[Data items]
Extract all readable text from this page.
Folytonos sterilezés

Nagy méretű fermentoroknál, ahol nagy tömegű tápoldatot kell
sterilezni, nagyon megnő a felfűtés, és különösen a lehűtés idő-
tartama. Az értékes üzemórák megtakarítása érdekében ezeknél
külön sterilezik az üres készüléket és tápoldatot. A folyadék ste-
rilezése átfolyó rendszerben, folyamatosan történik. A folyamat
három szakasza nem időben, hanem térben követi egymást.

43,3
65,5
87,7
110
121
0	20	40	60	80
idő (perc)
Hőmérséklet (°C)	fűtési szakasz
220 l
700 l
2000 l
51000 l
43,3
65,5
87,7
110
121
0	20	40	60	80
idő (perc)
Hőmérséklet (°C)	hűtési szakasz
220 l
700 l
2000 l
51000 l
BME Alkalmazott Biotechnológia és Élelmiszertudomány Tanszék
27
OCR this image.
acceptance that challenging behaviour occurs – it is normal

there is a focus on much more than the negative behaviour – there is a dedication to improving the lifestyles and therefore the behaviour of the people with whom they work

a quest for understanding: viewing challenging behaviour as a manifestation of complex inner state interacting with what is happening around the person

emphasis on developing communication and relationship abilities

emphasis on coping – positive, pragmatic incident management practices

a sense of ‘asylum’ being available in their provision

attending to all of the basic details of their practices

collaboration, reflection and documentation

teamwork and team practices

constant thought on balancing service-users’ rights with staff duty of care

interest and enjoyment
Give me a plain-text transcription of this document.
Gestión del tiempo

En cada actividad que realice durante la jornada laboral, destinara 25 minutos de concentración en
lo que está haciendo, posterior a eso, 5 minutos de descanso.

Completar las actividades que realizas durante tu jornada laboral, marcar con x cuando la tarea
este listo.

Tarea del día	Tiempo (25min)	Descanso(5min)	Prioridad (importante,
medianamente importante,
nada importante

• **Given instruction**: Each line of the material should be echoed exactly.

• **Written response**:
Extract all readable text from this page.
Folytonos sterilezés

Nagy méretű fermentoroknál, ahol nagy tömegű tápoldatot kell
sterilezni, nagyon megnő a felfűtés, és különösen a lehűtés idő-
tartama. Az értékes üzemórák megtakarítása érdekében ezeknél
külön sterilezik az üres készüléket és tápoldatot. A folyadék ste-
rilezése átfolyó rendszerben, folyamatosan történik. A folyamat
három szakasza nem időben, hanem térben követi egymást.

43,3
65,5
87,7
110
121
0	20	40	60	80
idő (perc)
Hőmérséklet (°C)	fűtési szakasz
220 l
700 l
2000 l
51000 l
43,3
65,5
87,7
110
121
0	20	40	60	80
idő (perc)
Hőmérséklet (°C)	hűtési szakasz
220 l
700 l
2000 l
51000 l
BME Alkalmazott Biotechnológia és Élelmiszertudomány Tanszék
27
OCR this image.
acceptance that challenging behaviour occurs – it is normal

there is a focus on much more than the negative behaviour – there is a dedication to improving the lifestyles and therefore the behaviour of the people with whom they work

a quest for understanding: viewing challenging behaviour as a manifestation of complex inner state interacting with what is happening around the person

emphasis on developing communication and relationship abilities

emphasis on coping – positive, pragmatic incident management practices

a sense of ‘asylum’ being available in their provision

attending to all of the basic details of their practices

collaboration, reflection and documentation

teamwork and team practices

constant thought on balancing service-users’ rights with staff duty of care

interest and enjoyment
Give me a plain-text transcription of this document.
Gestión del tiempo

En cada actividad que realice durante la jornada laboral, destinara 25 minutos de concentración en
lo que está haciendo, posterior a eso, 5 minutos de descanso.

Completar las actividades que realizas durante tu jornada laboral, marcar con x cuando la tarea
este listo.

Tarea del día	Tiempo (25min)	Descanso(5min)	Prioridad (importante,
medianamente importante,
nada importante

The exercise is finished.